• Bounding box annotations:
⟨

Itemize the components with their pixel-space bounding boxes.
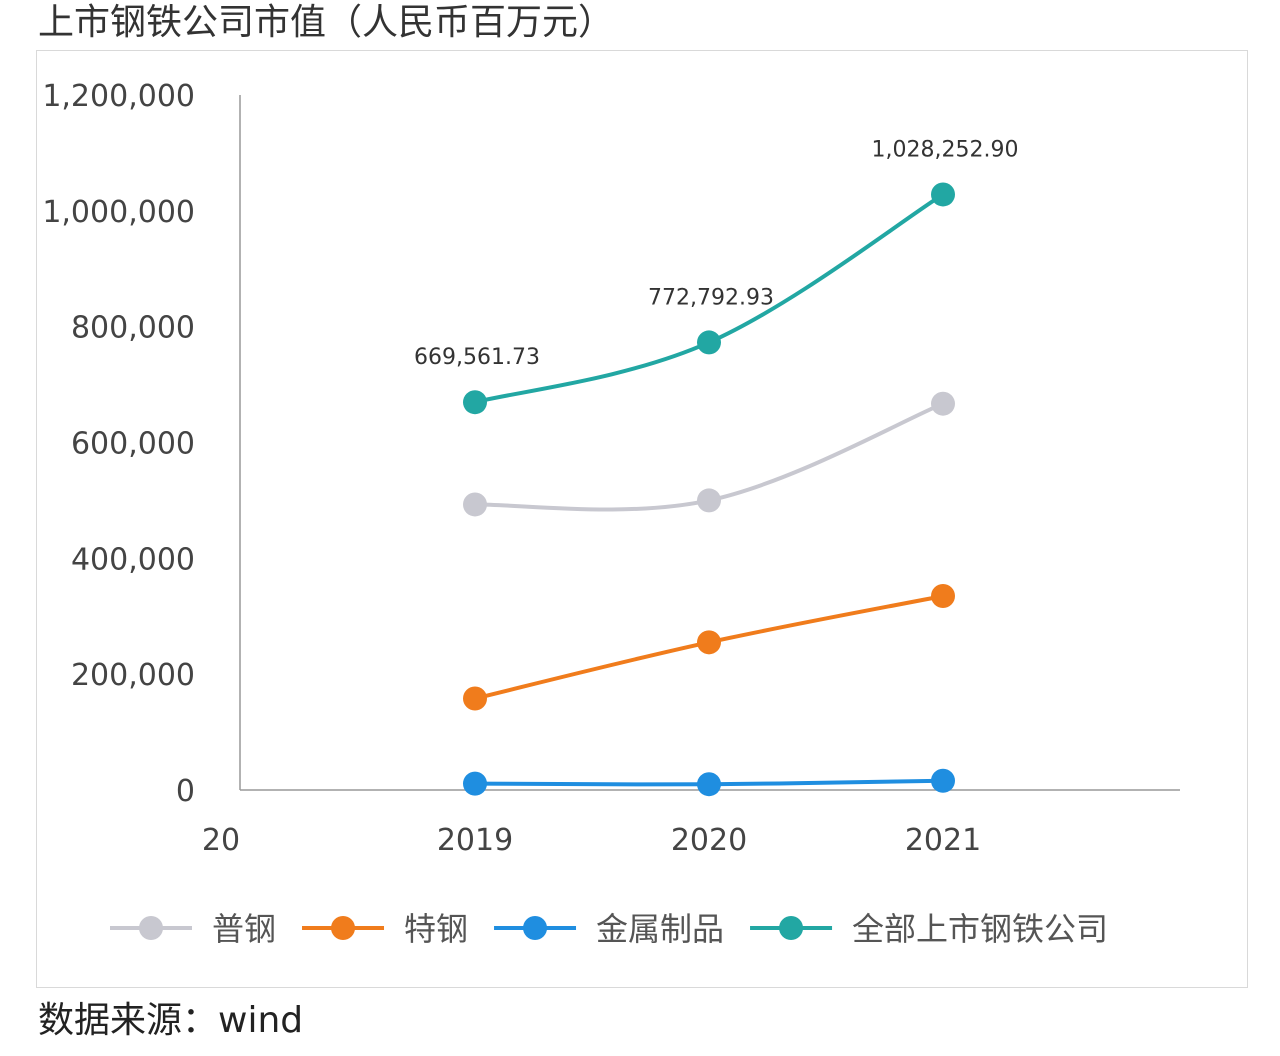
data-point <box>931 182 955 207</box>
y-axis-ticks: 0 200,000 400,000 600,000 800,000 1,000,000 1,… <box>42 79 195 809</box>
x-tick-label: 20 <box>202 823 240 858</box>
data-point <box>463 686 487 711</box>
legend-label: 全部上市钢铁公司 <box>852 910 1108 948</box>
legend-label: 特钢 <box>404 910 468 948</box>
data-point <box>463 771 487 796</box>
series-points <box>463 182 955 797</box>
y-tick-label: 1,200,000 <box>42 79 195 114</box>
data-point <box>463 492 487 517</box>
y-tick-label: 200,000 <box>71 658 195 693</box>
data-point <box>931 391 955 416</box>
x-tick-label: 2020 <box>671 823 747 858</box>
y-tick-label: 1,000,000 <box>42 195 195 230</box>
data-label: 669,561.73 <box>414 345 540 370</box>
data-label: 772,792.93 <box>648 285 774 310</box>
legend-swatch-marker <box>523 916 548 940</box>
data-point <box>697 772 721 797</box>
x-axis-ticks: 20 2019 2020 2021 <box>202 823 981 858</box>
legend-swatch-marker <box>139 916 163 940</box>
legend-label: 普钢 <box>212 910 276 948</box>
y-tick-label: 600,000 <box>71 427 195 462</box>
data-point <box>697 630 721 655</box>
y-tick-label: 400,000 <box>71 542 195 577</box>
y-tick-label: 800,000 <box>71 311 195 346</box>
data-point <box>463 390 487 415</box>
chart-title: 上市钢铁公司市值（人民币百万元） <box>38 2 615 43</box>
legend-swatch-marker <box>331 916 356 940</box>
data-labels: 669,561.73 772,792.93 1,028,252.90 <box>414 137 1018 370</box>
axes <box>239 95 1180 791</box>
data-source: 数据来源：wind <box>38 1000 304 1041</box>
legend-swatch-marker <box>779 916 804 940</box>
data-point <box>697 488 721 513</box>
data-point <box>697 330 721 355</box>
legend: 普钢 特钢 金属制品 全部上市钢铁公司 <box>110 910 1108 948</box>
x-tick-label: 2021 <box>905 823 981 858</box>
y-tick-label: 0 <box>176 774 195 809</box>
legend-label: 金属制品 <box>596 910 724 948</box>
data-point <box>931 583 955 608</box>
x-tick-label: 2019 <box>437 823 513 858</box>
data-point <box>931 768 955 793</box>
chart-frame <box>36 50 1248 988</box>
data-label: 1,028,252.90 <box>872 137 1019 162</box>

⟩

• WHAT IS REQUIRED: Copy out every line of the listing above word for word, leaving out the picture.

• WRITTEN RESPONSE:
Itemize the components with their pixel-space bounding boxes.
data-point <box>931 182 955 207</box>
y-axis-ticks: 0 200,000 400,000 600,000 800,000 1,000,000 1,… <box>42 79 195 809</box>
x-tick-label: 20 <box>202 823 240 858</box>
data-point <box>463 686 487 711</box>
legend-label: 全部上市钢铁公司 <box>852 910 1108 948</box>
legend-label: 特钢 <box>404 910 468 948</box>
data-point <box>463 771 487 796</box>
series-points <box>463 182 955 797</box>
y-tick-label: 1,200,000 <box>42 79 195 114</box>
data-point <box>463 492 487 517</box>
y-tick-label: 200,000 <box>71 658 195 693</box>
data-point <box>931 391 955 416</box>
x-tick-label: 2020 <box>671 823 747 858</box>
y-tick-label: 1,000,000 <box>42 195 195 230</box>
data-label: 669,561.73 <box>414 345 540 370</box>
data-label: 772,792.93 <box>648 285 774 310</box>
legend-swatch-marker <box>523 916 548 940</box>
data-point <box>697 772 721 797</box>
x-axis-ticks: 20 2019 2020 2021 <box>202 823 981 858</box>
legend-swatch-marker <box>139 916 163 940</box>
legend-label: 普钢 <box>212 910 276 948</box>
y-tick-label: 600,000 <box>71 427 195 462</box>
data-point <box>697 630 721 655</box>
y-tick-label: 400,000 <box>71 542 195 577</box>
y-tick-label: 800,000 <box>71 311 195 346</box>
data-point <box>463 390 487 415</box>
chart-title: 上市钢铁公司市值（人民币百万元） <box>38 2 615 43</box>
legend-swatch-marker <box>331 916 356 940</box>
data-labels: 669,561.73 772,792.93 1,028,252.90 <box>414 137 1018 370</box>
axes <box>239 95 1180 791</box>
data-source: 数据来源：wind <box>38 1000 304 1041</box>
legend-swatch-marker <box>779 916 804 940</box>
data-point <box>697 488 721 513</box>
data-point <box>697 330 721 355</box>
legend: 普钢 特钢 金属制品 全部上市钢铁公司 <box>110 910 1108 948</box>
x-tick-label: 2021 <box>905 823 981 858</box>
y-tick-label: 0 <box>176 774 195 809</box>
legend-label: 金属制品 <box>596 910 724 948</box>
data-point <box>931 583 955 608</box>
x-tick-label: 2019 <box>437 823 513 858</box>
data-point <box>931 768 955 793</box>
chart-frame <box>36 50 1248 988</box>
data-label: 1,028,252.90 <box>872 137 1019 162</box>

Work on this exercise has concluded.